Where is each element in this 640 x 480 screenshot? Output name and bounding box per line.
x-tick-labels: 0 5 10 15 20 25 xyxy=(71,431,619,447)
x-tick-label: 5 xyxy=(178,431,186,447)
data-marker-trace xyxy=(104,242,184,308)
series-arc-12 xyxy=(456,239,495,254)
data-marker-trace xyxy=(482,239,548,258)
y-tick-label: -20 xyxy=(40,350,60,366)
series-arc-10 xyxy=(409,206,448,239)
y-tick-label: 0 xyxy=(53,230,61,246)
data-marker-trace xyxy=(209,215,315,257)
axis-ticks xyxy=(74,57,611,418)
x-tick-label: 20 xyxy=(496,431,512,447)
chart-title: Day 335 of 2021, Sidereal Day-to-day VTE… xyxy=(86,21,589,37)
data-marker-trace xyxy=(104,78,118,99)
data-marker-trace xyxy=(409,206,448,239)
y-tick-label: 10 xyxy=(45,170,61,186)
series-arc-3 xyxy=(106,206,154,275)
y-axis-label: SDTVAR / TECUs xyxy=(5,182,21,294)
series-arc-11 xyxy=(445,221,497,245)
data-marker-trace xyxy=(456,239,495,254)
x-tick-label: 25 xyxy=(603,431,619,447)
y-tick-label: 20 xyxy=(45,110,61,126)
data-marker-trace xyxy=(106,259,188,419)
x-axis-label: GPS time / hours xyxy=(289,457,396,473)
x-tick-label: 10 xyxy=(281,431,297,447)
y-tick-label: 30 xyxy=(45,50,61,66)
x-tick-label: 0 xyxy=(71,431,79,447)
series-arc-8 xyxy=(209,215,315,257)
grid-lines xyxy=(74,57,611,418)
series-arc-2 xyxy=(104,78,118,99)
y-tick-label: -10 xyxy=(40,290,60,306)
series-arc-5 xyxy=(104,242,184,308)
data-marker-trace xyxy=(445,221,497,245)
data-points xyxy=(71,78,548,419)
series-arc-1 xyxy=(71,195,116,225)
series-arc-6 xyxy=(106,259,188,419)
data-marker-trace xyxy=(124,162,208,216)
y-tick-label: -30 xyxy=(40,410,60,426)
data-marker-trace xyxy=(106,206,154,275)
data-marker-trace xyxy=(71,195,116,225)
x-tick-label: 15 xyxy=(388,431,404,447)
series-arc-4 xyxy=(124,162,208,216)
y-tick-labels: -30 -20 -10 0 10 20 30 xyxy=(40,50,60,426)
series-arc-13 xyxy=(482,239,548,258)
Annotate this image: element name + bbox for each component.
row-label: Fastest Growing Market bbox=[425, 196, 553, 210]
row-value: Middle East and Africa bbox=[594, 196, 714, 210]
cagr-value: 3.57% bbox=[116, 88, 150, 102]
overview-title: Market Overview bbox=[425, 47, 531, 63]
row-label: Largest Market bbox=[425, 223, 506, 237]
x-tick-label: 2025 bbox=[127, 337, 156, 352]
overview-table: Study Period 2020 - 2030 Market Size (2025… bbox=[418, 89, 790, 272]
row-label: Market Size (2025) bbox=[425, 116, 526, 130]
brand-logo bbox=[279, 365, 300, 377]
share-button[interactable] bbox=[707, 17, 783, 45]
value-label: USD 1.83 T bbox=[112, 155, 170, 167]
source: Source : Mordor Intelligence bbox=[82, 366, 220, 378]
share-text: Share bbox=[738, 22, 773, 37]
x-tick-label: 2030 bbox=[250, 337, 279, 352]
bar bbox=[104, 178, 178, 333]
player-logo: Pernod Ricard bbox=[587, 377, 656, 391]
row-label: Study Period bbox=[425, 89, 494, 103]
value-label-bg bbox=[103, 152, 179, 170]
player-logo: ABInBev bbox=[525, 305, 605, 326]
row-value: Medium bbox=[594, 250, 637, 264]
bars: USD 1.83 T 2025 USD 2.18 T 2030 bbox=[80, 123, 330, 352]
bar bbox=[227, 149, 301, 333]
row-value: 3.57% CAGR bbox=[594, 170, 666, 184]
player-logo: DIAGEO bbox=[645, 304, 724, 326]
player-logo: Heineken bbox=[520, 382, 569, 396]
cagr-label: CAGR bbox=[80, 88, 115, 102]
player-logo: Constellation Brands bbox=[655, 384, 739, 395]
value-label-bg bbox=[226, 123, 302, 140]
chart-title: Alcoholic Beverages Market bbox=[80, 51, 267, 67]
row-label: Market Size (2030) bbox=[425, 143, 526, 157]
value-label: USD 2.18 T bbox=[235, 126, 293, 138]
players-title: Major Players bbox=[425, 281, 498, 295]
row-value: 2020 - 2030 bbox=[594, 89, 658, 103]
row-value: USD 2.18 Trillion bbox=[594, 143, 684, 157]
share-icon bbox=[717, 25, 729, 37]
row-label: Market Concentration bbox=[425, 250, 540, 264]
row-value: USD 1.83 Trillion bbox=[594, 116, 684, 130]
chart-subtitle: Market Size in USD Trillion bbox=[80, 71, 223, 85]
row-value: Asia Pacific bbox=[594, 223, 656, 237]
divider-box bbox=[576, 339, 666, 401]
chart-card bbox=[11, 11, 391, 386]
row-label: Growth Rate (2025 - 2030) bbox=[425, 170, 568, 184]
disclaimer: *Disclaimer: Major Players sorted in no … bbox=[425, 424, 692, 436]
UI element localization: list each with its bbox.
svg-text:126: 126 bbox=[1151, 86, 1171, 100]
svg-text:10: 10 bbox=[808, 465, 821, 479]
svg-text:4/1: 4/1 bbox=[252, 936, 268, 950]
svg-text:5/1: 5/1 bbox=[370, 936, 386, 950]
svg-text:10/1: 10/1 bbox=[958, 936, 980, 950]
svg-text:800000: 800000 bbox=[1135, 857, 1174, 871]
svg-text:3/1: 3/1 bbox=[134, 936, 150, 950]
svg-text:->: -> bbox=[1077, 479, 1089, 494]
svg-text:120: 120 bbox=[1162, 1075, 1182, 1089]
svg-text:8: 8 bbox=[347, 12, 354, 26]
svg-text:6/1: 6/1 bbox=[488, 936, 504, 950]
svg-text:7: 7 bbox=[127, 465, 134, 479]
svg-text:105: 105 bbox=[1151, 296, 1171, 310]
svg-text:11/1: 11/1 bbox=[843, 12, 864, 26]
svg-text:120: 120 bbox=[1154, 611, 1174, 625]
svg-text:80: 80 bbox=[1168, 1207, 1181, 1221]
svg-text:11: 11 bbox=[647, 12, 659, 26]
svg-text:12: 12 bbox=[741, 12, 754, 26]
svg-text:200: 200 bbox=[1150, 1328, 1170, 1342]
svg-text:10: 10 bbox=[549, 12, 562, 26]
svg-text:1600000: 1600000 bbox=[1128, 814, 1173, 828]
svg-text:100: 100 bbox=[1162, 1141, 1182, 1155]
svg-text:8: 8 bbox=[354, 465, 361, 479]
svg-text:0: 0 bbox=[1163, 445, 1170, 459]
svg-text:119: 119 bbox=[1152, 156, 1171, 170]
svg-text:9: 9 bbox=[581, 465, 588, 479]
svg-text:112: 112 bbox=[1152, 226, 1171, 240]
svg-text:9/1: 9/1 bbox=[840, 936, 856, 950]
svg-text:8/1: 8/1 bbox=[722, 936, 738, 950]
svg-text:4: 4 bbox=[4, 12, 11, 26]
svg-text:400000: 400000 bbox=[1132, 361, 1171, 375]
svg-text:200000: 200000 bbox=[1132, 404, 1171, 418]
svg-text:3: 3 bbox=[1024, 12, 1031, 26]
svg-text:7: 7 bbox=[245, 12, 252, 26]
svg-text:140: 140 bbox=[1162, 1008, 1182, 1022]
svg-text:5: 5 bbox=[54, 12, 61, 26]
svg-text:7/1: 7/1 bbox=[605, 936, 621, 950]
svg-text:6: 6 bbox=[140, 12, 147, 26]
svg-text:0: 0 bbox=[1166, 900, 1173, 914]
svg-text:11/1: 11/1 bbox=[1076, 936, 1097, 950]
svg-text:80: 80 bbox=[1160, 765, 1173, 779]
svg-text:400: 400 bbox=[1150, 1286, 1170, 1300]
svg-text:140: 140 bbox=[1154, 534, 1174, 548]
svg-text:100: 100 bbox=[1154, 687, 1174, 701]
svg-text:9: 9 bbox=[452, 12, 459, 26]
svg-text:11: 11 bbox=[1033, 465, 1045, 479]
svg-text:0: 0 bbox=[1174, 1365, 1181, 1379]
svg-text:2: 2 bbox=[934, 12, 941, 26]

Problem: Copy the items above word for word, from the first line through the line containing "y-tick-label: 30 xyxy=(45,50,61,66)".

Reply:
Where is each element in this 640 x 480 screenshot? Output name and bounding box per line.
x-tick-labels: 0 5 10 15 20 25 xyxy=(71,431,619,447)
x-tick-label: 5 xyxy=(178,431,186,447)
data-marker-trace xyxy=(104,242,184,308)
series-arc-12 xyxy=(456,239,495,254)
data-marker-trace xyxy=(482,239,548,258)
y-tick-label: -20 xyxy=(40,350,60,366)
series-arc-10 xyxy=(409,206,448,239)
y-tick-label: 0 xyxy=(53,230,61,246)
data-marker-trace xyxy=(209,215,315,257)
axis-ticks xyxy=(74,57,611,418)
x-tick-label: 20 xyxy=(496,431,512,447)
chart-title: Day 335 of 2021, Sidereal Day-to-day VTE… xyxy=(86,21,589,37)
data-marker-trace xyxy=(104,78,118,99)
data-marker-trace xyxy=(409,206,448,239)
y-tick-label: 10 xyxy=(45,170,61,186)
series-arc-3 xyxy=(106,206,154,275)
y-axis-label: SDTVAR / TECUs xyxy=(5,182,21,294)
series-arc-11 xyxy=(445,221,497,245)
data-marker-trace xyxy=(456,239,495,254)
x-tick-label: 25 xyxy=(603,431,619,447)
y-tick-label: 20 xyxy=(45,110,61,126)
data-marker-trace xyxy=(106,259,188,419)
x-axis-label: GPS time / hours xyxy=(289,457,396,473)
x-tick-label: 10 xyxy=(281,431,297,447)
y-tick-label: 30 xyxy=(45,50,61,66)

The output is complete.